* [Given instruction] Reproduce the material in full, exactly as written.

++++ Provided data

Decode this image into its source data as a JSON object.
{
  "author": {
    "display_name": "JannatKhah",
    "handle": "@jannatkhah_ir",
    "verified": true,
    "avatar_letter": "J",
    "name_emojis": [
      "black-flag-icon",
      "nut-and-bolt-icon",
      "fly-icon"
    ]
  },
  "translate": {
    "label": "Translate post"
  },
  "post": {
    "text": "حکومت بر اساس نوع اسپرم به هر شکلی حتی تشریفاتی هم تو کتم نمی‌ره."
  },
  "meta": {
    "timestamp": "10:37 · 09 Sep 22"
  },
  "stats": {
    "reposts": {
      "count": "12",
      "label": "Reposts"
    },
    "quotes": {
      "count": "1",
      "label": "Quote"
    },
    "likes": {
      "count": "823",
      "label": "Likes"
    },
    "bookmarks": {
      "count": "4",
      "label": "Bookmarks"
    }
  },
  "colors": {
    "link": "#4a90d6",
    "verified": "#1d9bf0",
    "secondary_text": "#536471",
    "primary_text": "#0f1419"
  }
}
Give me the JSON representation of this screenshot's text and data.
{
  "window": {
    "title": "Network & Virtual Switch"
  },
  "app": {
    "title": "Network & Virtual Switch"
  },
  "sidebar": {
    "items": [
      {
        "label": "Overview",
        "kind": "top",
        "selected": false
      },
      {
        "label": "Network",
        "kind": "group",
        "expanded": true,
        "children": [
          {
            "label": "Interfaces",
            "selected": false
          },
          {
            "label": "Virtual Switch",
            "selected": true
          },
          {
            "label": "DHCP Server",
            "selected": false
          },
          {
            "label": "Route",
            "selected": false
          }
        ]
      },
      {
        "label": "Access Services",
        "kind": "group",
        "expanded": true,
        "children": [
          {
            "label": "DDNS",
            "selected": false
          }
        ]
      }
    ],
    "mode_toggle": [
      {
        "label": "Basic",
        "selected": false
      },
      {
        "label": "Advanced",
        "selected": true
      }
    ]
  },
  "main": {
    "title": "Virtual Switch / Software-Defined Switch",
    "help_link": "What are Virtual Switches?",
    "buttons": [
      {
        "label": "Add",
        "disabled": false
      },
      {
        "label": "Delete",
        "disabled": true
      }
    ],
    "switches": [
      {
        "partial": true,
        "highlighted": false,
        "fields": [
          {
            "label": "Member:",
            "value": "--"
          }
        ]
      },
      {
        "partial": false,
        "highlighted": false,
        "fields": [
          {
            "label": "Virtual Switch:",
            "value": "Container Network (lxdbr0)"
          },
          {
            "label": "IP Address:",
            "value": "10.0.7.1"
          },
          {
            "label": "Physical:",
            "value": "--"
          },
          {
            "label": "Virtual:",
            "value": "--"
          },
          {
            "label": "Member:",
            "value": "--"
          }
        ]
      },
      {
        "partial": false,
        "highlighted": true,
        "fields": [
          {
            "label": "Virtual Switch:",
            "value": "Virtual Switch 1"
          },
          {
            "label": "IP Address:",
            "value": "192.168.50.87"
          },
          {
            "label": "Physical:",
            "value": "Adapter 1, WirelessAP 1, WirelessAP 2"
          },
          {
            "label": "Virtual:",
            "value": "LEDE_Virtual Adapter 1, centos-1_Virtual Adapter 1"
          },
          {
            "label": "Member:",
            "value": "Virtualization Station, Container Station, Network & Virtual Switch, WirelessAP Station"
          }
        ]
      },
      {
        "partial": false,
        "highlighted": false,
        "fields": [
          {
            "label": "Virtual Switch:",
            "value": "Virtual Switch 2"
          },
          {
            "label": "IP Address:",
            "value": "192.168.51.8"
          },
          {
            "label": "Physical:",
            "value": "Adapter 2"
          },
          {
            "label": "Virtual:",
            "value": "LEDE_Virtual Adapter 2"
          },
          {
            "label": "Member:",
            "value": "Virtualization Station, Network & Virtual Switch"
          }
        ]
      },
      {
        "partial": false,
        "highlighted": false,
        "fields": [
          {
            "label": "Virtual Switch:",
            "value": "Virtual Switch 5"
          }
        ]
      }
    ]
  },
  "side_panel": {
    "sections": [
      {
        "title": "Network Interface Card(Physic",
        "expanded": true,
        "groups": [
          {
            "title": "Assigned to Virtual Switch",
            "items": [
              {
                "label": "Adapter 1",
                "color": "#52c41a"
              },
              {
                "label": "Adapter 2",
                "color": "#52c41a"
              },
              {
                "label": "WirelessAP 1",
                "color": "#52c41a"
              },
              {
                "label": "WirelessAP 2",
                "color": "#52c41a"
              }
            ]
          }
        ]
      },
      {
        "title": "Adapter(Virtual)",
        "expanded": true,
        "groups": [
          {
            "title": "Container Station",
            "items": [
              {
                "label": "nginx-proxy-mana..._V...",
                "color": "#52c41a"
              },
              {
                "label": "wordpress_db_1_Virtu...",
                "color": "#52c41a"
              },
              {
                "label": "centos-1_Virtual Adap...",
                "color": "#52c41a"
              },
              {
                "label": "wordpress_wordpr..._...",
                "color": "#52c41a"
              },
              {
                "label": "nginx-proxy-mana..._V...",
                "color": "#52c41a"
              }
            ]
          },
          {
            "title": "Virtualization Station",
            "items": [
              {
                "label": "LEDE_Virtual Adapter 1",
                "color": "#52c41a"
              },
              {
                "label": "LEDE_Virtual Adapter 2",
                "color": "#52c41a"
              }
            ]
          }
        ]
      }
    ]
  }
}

++++++++

* [Task solution]
Decode this image into its source data as a JSON object.
{
  "author": {
    "display_name": "JannatKhah",
    "handle": "@jannatkhah_ir",
    "verified": true,
    "avatar_letter": "J",
    "name_emojis": [
      "black-flag-icon",
      "nut-and-bolt-icon",
      "fly-icon"
    ]
  },
  "translate": {
    "label": "Translate post"
  },
  "post": {
    "text": "حکومت بر اساس نوع اسپرم به هر شکلی حتی تشریفاتی هم تو کتم نمی‌ره."
  },
  "meta": {
    "timestamp": "10:37 · 09 Sep 22"
  },
  "stats": {
    "reposts": {
      "count": "12",
      "label": "Reposts"
    },
    "quotes": {
      "count": "1",
      "label": "Quote"
    },
    "likes": {
      "count": "823",
      "label": "Likes"
    },
    "bookmarks": {
      "count": "4",
      "label": "Bookmarks"
    }
  },
  "colors": {
    "link": "#4a90d6",
    "verified": "#1d9bf0",
    "secondary_text": "#536471",
    "primary_text": "#0f1419"
  }
}
Give me the JSON representation of this screenshot's text and data.
{
  "window": {
    "title": "Network & Virtual Switch"
  },
  "app": {
    "title": "Network & Virtual Switch"
  },
  "sidebar": {
    "items": [
      {
        "label": "Overview",
        "kind": "top",
        "selected": false
      },
      {
        "label": "Network",
        "kind": "group",
        "expanded": true,
        "children": [
          {
            "label": "Interfaces",
            "selected": false
          },
          {
            "label": "Virtual Switch",
            "selected": true
          },
          {
            "label": "DHCP Server",
            "selected": false
          },
          {
            "label": "Route",
            "selected": false
          }
        ]
      },
      {
        "label": "Access Services",
        "kind": "group",
        "expanded": true,
        "children": [
          {
            "label": "DDNS",
            "selected": false
          }
        ]
      }
    ],
    "mode_toggle": [
      {
        "label": "Basic",
        "selected": false
      },
      {
        "label": "Advanced",
        "selected": true
      }
    ]
  },
  "main": {
    "title": "Virtual Switch / Software-Defined Switch",
    "help_link": "What are Virtual Switches?",
    "buttons": [
      {
        "label": "Add",
        "disabled": false
      },
      {
        "label": "Delete",
        "disabled": true
      }
    ],
    "switches": [
      {
        "partial": true,
        "highlighted": false,
        "fields": [
          {
            "label": "Member:",
            "value": "--"
          }
        ]
      },
      {
        "partial": false,
        "highlighted": false,
        "fields": [
          {
            "label": "Virtual Switch:",
            "value": "Container Network (lxdbr0)"
          },
          {
            "label": "IP Address:",
            "value": "10.0.7.1"
          },
          {
            "label": "Physical:",
            "value": "--"
          },
          {
            "label": "Virtual:",
            "value": "--"
          },
          {
            "label": "Member:",
            "value": "--"
          }
        ]
      },
      {
        "partial": false,
        "highlighted": true,
        "fields": [
          {
            "label": "Virtual Switch:",
            "value": "Virtual Switch 1"
          },
          {
            "label": "IP Address:",
            "value": "192.168.50.87"
          },
          {
            "label": "Physical:",
            "value": "Adapter 1, WirelessAP 1, WirelessAP 2"
          },
          {
            "label": "Virtual:",
            "value": "LEDE_Virtual Adapter 1, centos-1_Virtual Adapter 1"
          },
          {
            "label": "Member:",
            "value": "Virtualization Station, Container Station, Network & Virtual Switch, WirelessAP Station"
          }
        ]
      },
      {
        "partial": false,
        "highlighted": false,
        "fields": [
          {
            "label": "Virtual Switch:",
            "value": "Virtual Switch 2"
          },
          {
            "label": "IP Address:",
            "value": "192.168.51.8"
          },
          {
            "label": "Physical:",
            "value": "Adapter 2"
          },
          {
            "label": "Virtual:",
            "value": "LEDE_Virtual Adapter 2"
          },
          {
            "label": "Member:",
            "value": "Virtualization Station, Network & Virtual Switch"
          }
        ]
      },
      {
        "partial": false,
        "highlighted": false,
        "fields": [
          {
            "label": "Virtual Switch:",
            "value": "Virtual Switch 5"
          }
        ]
      }
    ]
  },
  "side_panel": {
    "sections": [
      {
        "title": "Network Interface Card(Physic",
        "expanded": true,
        "groups": [
          {
            "title": "Assigned to Virtual Switch",
            "items": [
              {
                "label": "Adapter 1",
                "color": "#52c41a"
              },
              {
                "label": "Adapter 2",
                "color": "#52c41a"
              },
              {
                "label": "WirelessAP 1",
                "color": "#52c41a"
              },
              {
                "label": "WirelessAP 2",
                "color": "#52c41a"
              }
            ]
          }
        ]
      },
      {
        "title": "Adapter(Virtual)",
        "expanded": true,
        "groups": [
          {
            "title": "Container Station",
            "items": [
              {
                "label": "nginx-proxy-mana..._V...",
                "color": "#52c41a"
              },
              {
                "label": "wordpress_db_1_Virtu...",
                "color": "#52c41a"
              },
              {
                "label": "centos-1_Virtual Adap...",
                "color": "#52c41a"
              },
              {
                "label": "wordpress_wordpr..._...",
                "color": "#52c41a"
              },
              {
                "label": "nginx-proxy-mana..._V...",
                "color": "#52c41a"
              }
            ]
          },
          {
            "title": "Virtualization Station",
            "items": [
              {
                "label": "LEDE_Virtual Adapter 1",
                "color": "#52c41a"
              },
              {
                "label": "LEDE_Virtual Adapter 2",
                "color": "#52c41a"
              }
            ]
          }
        ]
      }
    ]
  }
}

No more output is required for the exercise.